◆ **Do this**: Each line below is to be written out in full, exactly as shown.

◆ **Material**:

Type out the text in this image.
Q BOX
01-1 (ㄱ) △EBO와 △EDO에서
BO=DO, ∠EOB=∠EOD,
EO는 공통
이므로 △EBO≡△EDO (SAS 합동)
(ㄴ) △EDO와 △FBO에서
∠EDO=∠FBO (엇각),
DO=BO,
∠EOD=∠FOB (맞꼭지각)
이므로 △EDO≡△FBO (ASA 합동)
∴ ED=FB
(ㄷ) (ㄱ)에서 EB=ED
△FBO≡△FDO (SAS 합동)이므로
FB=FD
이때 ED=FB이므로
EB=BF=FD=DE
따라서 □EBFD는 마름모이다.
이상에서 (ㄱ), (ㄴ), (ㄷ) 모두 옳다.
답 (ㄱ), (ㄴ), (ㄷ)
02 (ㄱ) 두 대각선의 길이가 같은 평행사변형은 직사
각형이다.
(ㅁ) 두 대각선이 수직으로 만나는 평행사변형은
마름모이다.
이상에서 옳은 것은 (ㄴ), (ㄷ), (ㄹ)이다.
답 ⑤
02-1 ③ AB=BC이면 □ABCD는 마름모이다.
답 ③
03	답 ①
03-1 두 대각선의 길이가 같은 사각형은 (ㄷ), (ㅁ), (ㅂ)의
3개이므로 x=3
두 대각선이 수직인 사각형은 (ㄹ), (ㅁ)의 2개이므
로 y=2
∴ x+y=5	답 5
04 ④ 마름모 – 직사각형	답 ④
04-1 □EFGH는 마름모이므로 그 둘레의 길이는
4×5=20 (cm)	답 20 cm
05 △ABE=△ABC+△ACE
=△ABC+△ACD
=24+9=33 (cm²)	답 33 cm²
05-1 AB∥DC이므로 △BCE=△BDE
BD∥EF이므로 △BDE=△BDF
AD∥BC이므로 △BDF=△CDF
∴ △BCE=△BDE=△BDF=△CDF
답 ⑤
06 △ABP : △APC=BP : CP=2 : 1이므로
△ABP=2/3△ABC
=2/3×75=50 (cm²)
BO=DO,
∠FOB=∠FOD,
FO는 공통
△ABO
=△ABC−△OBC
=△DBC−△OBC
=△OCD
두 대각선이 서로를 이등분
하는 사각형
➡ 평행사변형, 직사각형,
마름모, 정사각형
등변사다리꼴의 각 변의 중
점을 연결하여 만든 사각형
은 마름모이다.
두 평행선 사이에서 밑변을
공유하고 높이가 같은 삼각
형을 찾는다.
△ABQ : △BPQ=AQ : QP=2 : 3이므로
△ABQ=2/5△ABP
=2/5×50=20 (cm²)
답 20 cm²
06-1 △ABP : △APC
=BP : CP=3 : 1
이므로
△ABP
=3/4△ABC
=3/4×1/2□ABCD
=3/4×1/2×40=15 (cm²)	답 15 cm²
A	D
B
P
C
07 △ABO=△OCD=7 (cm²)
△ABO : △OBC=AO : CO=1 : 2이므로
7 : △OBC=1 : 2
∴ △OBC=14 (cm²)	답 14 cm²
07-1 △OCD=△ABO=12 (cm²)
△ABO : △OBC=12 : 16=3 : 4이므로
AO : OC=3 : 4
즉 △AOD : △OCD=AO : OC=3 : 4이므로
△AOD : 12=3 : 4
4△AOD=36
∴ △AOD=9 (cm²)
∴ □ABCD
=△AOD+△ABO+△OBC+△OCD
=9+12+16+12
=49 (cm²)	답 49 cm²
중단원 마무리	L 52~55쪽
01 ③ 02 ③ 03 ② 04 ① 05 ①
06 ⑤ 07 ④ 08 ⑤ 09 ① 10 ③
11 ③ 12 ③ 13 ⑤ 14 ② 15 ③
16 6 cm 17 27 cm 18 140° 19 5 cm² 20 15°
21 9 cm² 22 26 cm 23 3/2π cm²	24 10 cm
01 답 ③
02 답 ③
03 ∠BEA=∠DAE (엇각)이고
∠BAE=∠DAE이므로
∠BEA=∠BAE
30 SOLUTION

◆ **Task solution**:
Type out the text in this image.
Q BOX
01-1 (ㄱ) △EBO와 △EDO에서
BO=DO, ∠EOB=∠EOD,
EO는 공통
이므로 △EBO≡△EDO (SAS 합동)
(ㄴ) △EDO와 △FBO에서
∠EDO=∠FBO (엇각),
DO=BO,
∠EOD=∠FOB (맞꼭지각)
이므로 △EDO≡△FBO (ASA 합동)
∴ ED=FB
(ㄷ) (ㄱ)에서 EB=ED
△FBO≡△FDO (SAS 합동)이므로
FB=FD
이때 ED=FB이므로
EB=BF=FD=DE
따라서 □EBFD는 마름모이다.
이상에서 (ㄱ), (ㄴ), (ㄷ) 모두 옳다.
답 (ㄱ), (ㄴ), (ㄷ)
02 (ㄱ) 두 대각선의 길이가 같은 평행사변형은 직사
각형이다.
(ㅁ) 두 대각선이 수직으로 만나는 평행사변형은
마름모이다.
이상에서 옳은 것은 (ㄴ), (ㄷ), (ㄹ)이다.
답 ⑤
02-1 ③ AB=BC이면 □ABCD는 마름모이다.
답 ③
03	답 ①
03-1 두 대각선의 길이가 같은 사각형은 (ㄷ), (ㅁ), (ㅂ)의
3개이므로 x=3
두 대각선이 수직인 사각형은 (ㄹ), (ㅁ)의 2개이므
로 y=2
∴ x+y=5	답 5
04 ④ 마름모 – 직사각형	답 ④
04-1 □EFGH는 마름모이므로 그 둘레의 길이는
4×5=20 (cm)	답 20 cm
05 △ABE=△ABC+△ACE
=△ABC+△ACD
=24+9=33 (cm²)	답 33 cm²
05-1 AB∥DC이므로 △BCE=△BDE
BD∥EF이므로 △BDE=△BDF
AD∥BC이므로 △BDF=△CDF
∴ △BCE=△BDE=△BDF=△CDF
답 ⑤
06 △ABP : △APC=BP : CP=2 : 1이므로
△ABP=2/3△ABC
=2/3×75=50 (cm²)
BO=DO,
∠FOB=∠FOD,
FO는 공통
△ABO
=△ABC−△OBC
=△DBC−△OBC
=△OCD
두 대각선이 서로를 이등분
하는 사각형
➡ 평행사변형, 직사각형,
마름모, 정사각형
등변사다리꼴의 각 변의 중
점을 연결하여 만든 사각형
은 마름모이다.
두 평행선 사이에서 밑변을
공유하고 높이가 같은 삼각
형을 찾는다.
△ABQ : △BPQ=AQ : QP=2 : 3이므로
△ABQ=2/5△ABP
=2/5×50=20 (cm²)
답 20 cm²
06-1 △ABP : △APC
=BP : CP=3 : 1
이므로
△ABP
=3/4△ABC
=3/4×1/2□ABCD
=3/4×1/2×40=15 (cm²)	답 15 cm²
A	D
B
P
C
07 △ABO=△OCD=7 (cm²)
△ABO : △OBC=AO : CO=1 : 2이므로
7 : △OBC=1 : 2
∴ △OBC=14 (cm²)	답 14 cm²
07-1 △OCD=△ABO=12 (cm²)
△ABO : △OBC=12 : 16=3 : 4이므로
AO : OC=3 : 4
즉 △AOD : △OCD=AO : OC=3 : 4이므로
△AOD : 12=3 : 4
4△AOD=36
∴ △AOD=9 (cm²)
∴ □ABCD
=△AOD+△ABO+△OBC+△OCD
=9+12+16+12
=49 (cm²)	답 49 cm²
중단원 마무리	L 52~55쪽
01 ③ 02 ③ 03 ② 04 ① 05 ①
06 ⑤ 07 ④ 08 ⑤ 09 ① 10 ③
11 ③ 12 ③ 13 ⑤ 14 ② 15 ③
16 6 cm 17 27 cm 18 140° 19 5 cm² 20 15°
21 9 cm² 22 26 cm 23 3/2π cm²	24 10 cm
01 답 ③
02 답 ③
03 ∠BEA=∠DAE (엇각)이고
∠BAE=∠DAE이므로
∠BEA=∠BAE
30 SOLUTION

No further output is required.